Retype everything in the listing, leaving each line exactly as it is.

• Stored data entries
========

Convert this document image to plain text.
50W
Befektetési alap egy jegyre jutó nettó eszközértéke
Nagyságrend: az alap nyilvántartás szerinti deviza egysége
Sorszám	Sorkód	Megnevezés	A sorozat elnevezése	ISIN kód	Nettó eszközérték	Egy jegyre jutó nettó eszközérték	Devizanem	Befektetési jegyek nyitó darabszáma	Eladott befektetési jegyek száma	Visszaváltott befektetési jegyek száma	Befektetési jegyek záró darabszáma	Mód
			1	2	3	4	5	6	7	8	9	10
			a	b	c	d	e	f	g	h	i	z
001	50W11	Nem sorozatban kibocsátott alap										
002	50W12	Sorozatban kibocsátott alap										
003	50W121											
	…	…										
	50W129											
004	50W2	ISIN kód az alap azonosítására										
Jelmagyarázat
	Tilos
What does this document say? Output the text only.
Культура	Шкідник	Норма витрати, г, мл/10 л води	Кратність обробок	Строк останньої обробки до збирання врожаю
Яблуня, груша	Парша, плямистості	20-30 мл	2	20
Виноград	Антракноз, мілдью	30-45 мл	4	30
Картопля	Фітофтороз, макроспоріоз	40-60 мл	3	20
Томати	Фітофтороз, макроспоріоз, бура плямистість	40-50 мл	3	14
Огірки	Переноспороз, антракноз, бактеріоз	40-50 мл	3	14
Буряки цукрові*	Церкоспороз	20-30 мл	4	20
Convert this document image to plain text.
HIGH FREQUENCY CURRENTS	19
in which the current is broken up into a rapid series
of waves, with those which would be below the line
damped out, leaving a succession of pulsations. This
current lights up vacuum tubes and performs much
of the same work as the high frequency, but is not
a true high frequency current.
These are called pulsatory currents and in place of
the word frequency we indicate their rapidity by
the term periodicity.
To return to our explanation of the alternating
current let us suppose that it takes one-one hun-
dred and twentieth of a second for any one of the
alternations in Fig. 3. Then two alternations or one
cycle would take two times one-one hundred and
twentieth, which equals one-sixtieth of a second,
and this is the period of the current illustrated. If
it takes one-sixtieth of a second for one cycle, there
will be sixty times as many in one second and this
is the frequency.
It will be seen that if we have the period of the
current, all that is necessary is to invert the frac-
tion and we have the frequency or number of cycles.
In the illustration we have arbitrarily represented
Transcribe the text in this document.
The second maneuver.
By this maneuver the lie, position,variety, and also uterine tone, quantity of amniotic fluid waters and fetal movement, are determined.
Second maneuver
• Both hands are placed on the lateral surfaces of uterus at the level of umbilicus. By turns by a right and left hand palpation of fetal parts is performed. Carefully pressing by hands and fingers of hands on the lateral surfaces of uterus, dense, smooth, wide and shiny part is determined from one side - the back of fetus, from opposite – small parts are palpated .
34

========

• ANSWER TO THE TASK
Convert this document image to plain text.
50W
Befektetési alap egy jegyre jutó nettó eszközértéke
Nagyságrend: az alap nyilvántartás szerinti deviza egysége
Sorszám	Sorkód	Megnevezés	A sorozat elnevezése	ISIN kód	Nettó eszközérték	Egy jegyre jutó nettó eszközérték	Devizanem	Befektetési jegyek nyitó darabszáma	Eladott befektetési jegyek száma	Visszaváltott befektetési jegyek száma	Befektetési jegyek záró darabszáma	Mód
			1	2	3	4	5	6	7	8	9	10
			a	b	c	d	e	f	g	h	i	z
001	50W11	Nem sorozatban kibocsátott alap										
002	50W12	Sorozatban kibocsátott alap										
003	50W121											
	…	…										
	50W129											
004	50W2	ISIN kód az alap azonosítására										
Jelmagyarázat
	Tilos
What does this document say? Output the text only.
Культура	Шкідник	Норма витрати, г, мл/10 л води	Кратність обробок	Строк останньої обробки до збирання врожаю
Яблуня, груша	Парша, плямистості	20-30 мл	2	20
Виноград	Антракноз, мілдью	30-45 мл	4	30
Картопля	Фітофтороз, макроспоріоз	40-60 мл	3	20
Томати	Фітофтороз, макроспоріоз, бура плямистість	40-50 мл	3	14
Огірки	Переноспороз, антракноз, бактеріоз	40-50 мл	3	14
Буряки цукрові*	Церкоспороз	20-30 мл	4	20
Convert this document image to plain text.
HIGH FREQUENCY CURRENTS	19
in which the current is broken up into a rapid series
of waves, with those which would be below the line
damped out, leaving a succession of pulsations. This
current lights up vacuum tubes and performs much
of the same work as the high frequency, but is not
a true high frequency current.
These are called pulsatory currents and in place of
the word frequency we indicate their rapidity by
the term periodicity.
To return to our explanation of the alternating
current let us suppose that it takes one-one hun-
dred and twentieth of a second for any one of the
alternations in Fig. 3. Then two alternations or one
cycle would take two times one-one hundred and
twentieth, which equals one-sixtieth of a second,
and this is the period of the current illustrated. If
it takes one-sixtieth of a second for one cycle, there
will be sixty times as many in one second and this
is the frequency.
It will be seen that if we have the period of the
current, all that is necessary is to invert the frac-
tion and we have the frequency or number of cycles.
In the illustration we have arbitrarily represented
Transcribe the text in this document.
The second maneuver.
By this maneuver the lie, position,variety, and also uterine tone, quantity of amniotic fluid waters and fetal movement, are determined.
Second maneuver
• Both hands are placed on the lateral surfaces of uterus at the level of umbilicus. By turns by a right and left hand palpation of fetal parts is performed. Carefully pressing by hands and fingers of hands on the lateral surfaces of uterus, dense, smooth, wide and shiny part is determined from one side - the back of fetus, from opposite – small parts are palpated .
34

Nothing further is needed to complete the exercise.